Pictures within the data are to be left out; everything else must be reproduced exactly.

__Records for processing__.
==============================

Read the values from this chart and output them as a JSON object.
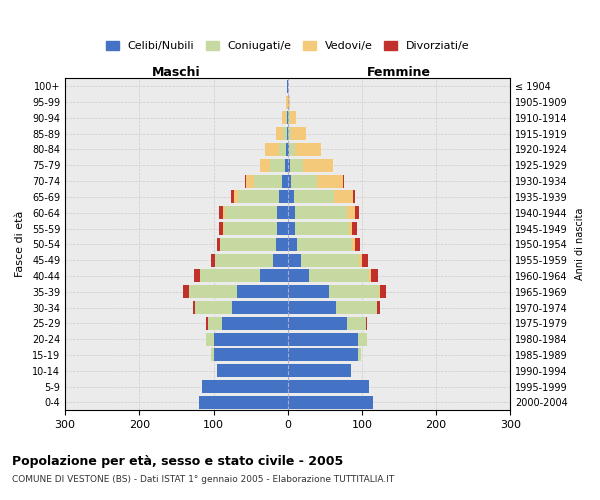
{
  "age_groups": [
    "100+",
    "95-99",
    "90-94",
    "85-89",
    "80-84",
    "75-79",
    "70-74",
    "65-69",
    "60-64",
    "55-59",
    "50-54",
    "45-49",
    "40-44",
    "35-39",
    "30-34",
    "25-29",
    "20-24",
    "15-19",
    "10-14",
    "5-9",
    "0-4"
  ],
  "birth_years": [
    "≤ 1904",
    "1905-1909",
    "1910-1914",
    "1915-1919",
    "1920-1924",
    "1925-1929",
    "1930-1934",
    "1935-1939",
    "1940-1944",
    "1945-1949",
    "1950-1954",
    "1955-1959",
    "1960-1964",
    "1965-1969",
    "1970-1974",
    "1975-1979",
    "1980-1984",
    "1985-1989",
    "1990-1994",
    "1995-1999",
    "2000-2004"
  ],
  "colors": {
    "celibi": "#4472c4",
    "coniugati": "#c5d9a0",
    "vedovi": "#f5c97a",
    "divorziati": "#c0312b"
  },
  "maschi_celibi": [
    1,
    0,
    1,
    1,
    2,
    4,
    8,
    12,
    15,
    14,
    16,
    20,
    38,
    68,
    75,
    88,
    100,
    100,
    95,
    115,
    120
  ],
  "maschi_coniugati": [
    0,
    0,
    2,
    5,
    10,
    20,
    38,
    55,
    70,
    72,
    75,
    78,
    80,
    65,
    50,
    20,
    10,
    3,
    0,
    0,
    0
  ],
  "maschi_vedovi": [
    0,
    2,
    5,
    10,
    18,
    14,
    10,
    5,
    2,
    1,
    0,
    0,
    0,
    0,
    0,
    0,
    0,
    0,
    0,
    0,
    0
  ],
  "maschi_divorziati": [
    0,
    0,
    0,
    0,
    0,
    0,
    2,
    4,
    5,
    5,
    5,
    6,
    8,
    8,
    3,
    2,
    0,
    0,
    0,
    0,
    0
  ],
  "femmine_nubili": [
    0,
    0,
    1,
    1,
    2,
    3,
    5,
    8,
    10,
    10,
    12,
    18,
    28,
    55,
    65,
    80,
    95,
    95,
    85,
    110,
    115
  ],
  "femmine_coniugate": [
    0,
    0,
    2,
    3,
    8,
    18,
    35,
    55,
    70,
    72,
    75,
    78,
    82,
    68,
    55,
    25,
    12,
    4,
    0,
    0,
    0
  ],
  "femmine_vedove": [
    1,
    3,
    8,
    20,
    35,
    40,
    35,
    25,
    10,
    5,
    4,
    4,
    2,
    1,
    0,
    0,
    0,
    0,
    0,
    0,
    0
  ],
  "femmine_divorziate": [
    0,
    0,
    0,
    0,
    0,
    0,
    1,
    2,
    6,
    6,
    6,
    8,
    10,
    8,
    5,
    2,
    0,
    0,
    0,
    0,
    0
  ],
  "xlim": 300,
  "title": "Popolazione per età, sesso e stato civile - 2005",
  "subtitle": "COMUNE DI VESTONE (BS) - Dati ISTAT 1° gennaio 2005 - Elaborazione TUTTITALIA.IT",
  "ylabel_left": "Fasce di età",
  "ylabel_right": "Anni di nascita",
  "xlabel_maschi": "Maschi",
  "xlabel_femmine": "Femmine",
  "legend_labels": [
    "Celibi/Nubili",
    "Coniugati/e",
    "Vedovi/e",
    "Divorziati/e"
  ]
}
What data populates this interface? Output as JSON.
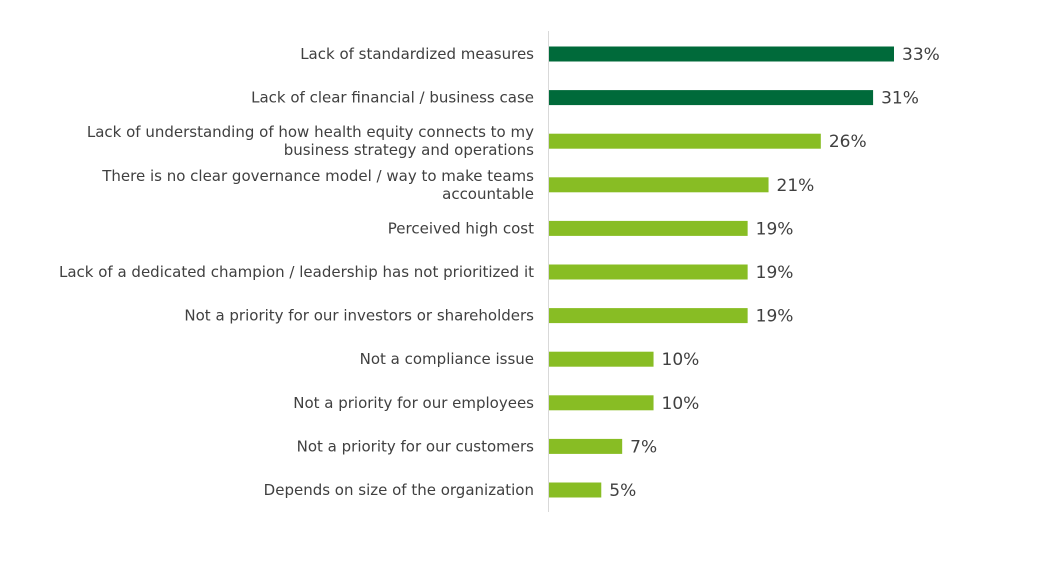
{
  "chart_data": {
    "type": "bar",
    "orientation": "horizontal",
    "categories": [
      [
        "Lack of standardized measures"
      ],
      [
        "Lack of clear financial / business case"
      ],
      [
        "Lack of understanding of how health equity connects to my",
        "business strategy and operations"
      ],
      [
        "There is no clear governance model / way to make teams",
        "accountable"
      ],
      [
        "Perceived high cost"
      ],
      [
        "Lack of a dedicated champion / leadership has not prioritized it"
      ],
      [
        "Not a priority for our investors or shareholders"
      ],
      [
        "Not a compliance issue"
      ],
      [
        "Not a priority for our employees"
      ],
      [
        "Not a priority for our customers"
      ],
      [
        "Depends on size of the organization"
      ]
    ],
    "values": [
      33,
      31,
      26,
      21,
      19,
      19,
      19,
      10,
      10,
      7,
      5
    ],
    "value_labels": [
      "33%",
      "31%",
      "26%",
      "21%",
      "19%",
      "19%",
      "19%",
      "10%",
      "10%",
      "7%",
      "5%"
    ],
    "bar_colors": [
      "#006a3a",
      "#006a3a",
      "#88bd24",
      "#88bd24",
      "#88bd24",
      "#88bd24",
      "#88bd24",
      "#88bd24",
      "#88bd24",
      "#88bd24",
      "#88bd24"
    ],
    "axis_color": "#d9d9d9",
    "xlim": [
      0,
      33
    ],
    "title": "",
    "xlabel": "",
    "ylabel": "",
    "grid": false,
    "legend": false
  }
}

==============================

__Task answer__.
Read the values from this chart and output them as a JSON object.
{
  "age_groups": [
    "100+",
    "95-99",
    "90-94",
    "85-89",
    "80-84",
    "75-79",
    "70-74",
    "65-69",
    "60-64",
    "55-59",
    "50-54",
    "45-49",
    "40-44",
    "35-39",
    "30-34",
    "25-29",
    "20-24",
    "15-19",
    "10-14",
    "5-9",
    "0-4"
  ],
  "birth_years": [
    "≤ 1904",
    "1905-1909",
    "1910-1914",
    "1915-1919",
    "1920-1924",
    "1925-1929",
    "1930-1934",
    "1935-1939",
    "1940-1944",
    "1945-1949",
    "1950-1954",
    "1955-1959",
    "1960-1964",
    "1965-1969",
    "1970-1974",
    "1975-1979",
    "1980-1984",
    "1985-1989",
    "1990-1994",
    "1995-1999",
    "2000-2004"
  ],
  "colors": {
    "celibi": "#4472c4",
    "coniugati": "#c5d9a0",
    "vedovi": "#f5c97a",
    "divorziati": "#c0312b"
  },
  "maschi_celibi": [
    1,
    0,
    1,
    1,
    2,
    4,
    8,
    12,
    15,
    14,
    16,
    20,
    38,
    68,
    75,
    88,
    100,
    100,
    95,
    115,
    120
  ],
  "maschi_coniugati": [
    0,
    0,
    2,
    5,
    10,
    20,
    38,
    55,
    70,
    72,
    75,
    78,
    80,
    65,
    50,
    20,
    10,
    3,
    0,
    0,
    0
  ],
  "maschi_vedovi": [
    0,
    2,
    5,
    10,
    18,
    14,
    10,
    5,
    2,
    1,
    0,
    0,
    0,
    0,
    0,
    0,
    0,
    0,
    0,
    0,
    0
  ],
  "maschi_divorziati": [
    0,
    0,
    0,
    0,
    0,
    0,
    2,
    4,
    5,
    5,
    5,
    6,
    8,
    8,
    3,
    2,
    0,
    0,
    0,
    0,
    0
  ],
  "femmine_nubili": [
    0,
    0,
    1,
    1,
    2,
    3,
    5,
    8,
    10,
    10,
    12,
    18,
    28,
    55,
    65,
    80,
    95,
    95,
    85,
    110,
    115
  ],
  "femmine_coniugate": [
    0,
    0,
    2,
    3,
    8,
    18,
    35,
    55,
    70,
    72,
    75,
    78,
    82,
    68,
    55,
    25,
    12,
    4,
    0,
    0,
    0
  ],
  "femmine_vedove": [
    1,
    3,
    8,
    20,
    35,
    40,
    35,
    25,
    10,
    5,
    4,
    4,
    2,
    1,
    0,
    0,
    0,
    0,
    0,
    0,
    0
  ],
  "femmine_divorziate": [
    0,
    0,
    0,
    0,
    0,
    0,
    1,
    2,
    6,
    6,
    6,
    8,
    10,
    8,
    5,
    2,
    0,
    0,
    0,
    0,
    0
  ],
  "xlim": 300,
  "title": "Popolazione per età, sesso e stato civile - 2005",
  "subtitle": "COMUNE DI VESTONE (BS) - Dati ISTAT 1° gennaio 2005 - Elaborazione TUTTITALIA.IT",
  "ylabel_left": "Fasce di età",
  "ylabel_right": "Anni di nascita",
  "xlabel_maschi": "Maschi",
  "xlabel_femmine": "Femmine",
  "legend_labels": [
    "Celibi/Nubili",
    "Coniugati/e",
    "Vedovi/e",
    "Divorziati/e"
  ]
}
What data populates this interface? Output as JSON.
{
  "chart_data": {
    "type": "bar",
    "orientation": "horizontal",
    "categories": [
      [
        "Lack of standardized measures"
      ],
      [
        "Lack of clear financial / business case"
      ],
      [
        "Lack of understanding of how health equity connects to my",
        "business strategy and operations"
      ],
      [
        "There is no clear governance model / way to make teams",
        "accountable"
      ],
      [
        "Perceived high cost"
      ],
      [
        "Lack of a dedicated champion / leadership has not prioritized it"
      ],
      [
        "Not a priority for our investors or shareholders"
      ],
      [
        "Not a compliance issue"
      ],
      [
        "Not a priority for our employees"
      ],
      [
        "Not a priority for our customers"
      ],
      [
        "Depends on size of the organization"
      ]
    ],
    "values": [
      33,
      31,
      26,
      21,
      19,
      19,
      19,
      10,
      10,
      7,
      5
    ],
    "value_labels": [
      "33%",
      "31%",
      "26%",
      "21%",
      "19%",
      "19%",
      "19%",
      "10%",
      "10%",
      "7%",
      "5%"
    ],
    "bar_colors": [
      "#006a3a",
      "#006a3a",
      "#88bd24",
      "#88bd24",
      "#88bd24",
      "#88bd24",
      "#88bd24",
      "#88bd24",
      "#88bd24",
      "#88bd24",
      "#88bd24"
    ],
    "axis_color": "#d9d9d9",
    "xlim": [
      0,
      33
    ],
    "title": "",
    "xlabel": "",
    "ylabel": "",
    "grid": false,
    "legend": false
  }
}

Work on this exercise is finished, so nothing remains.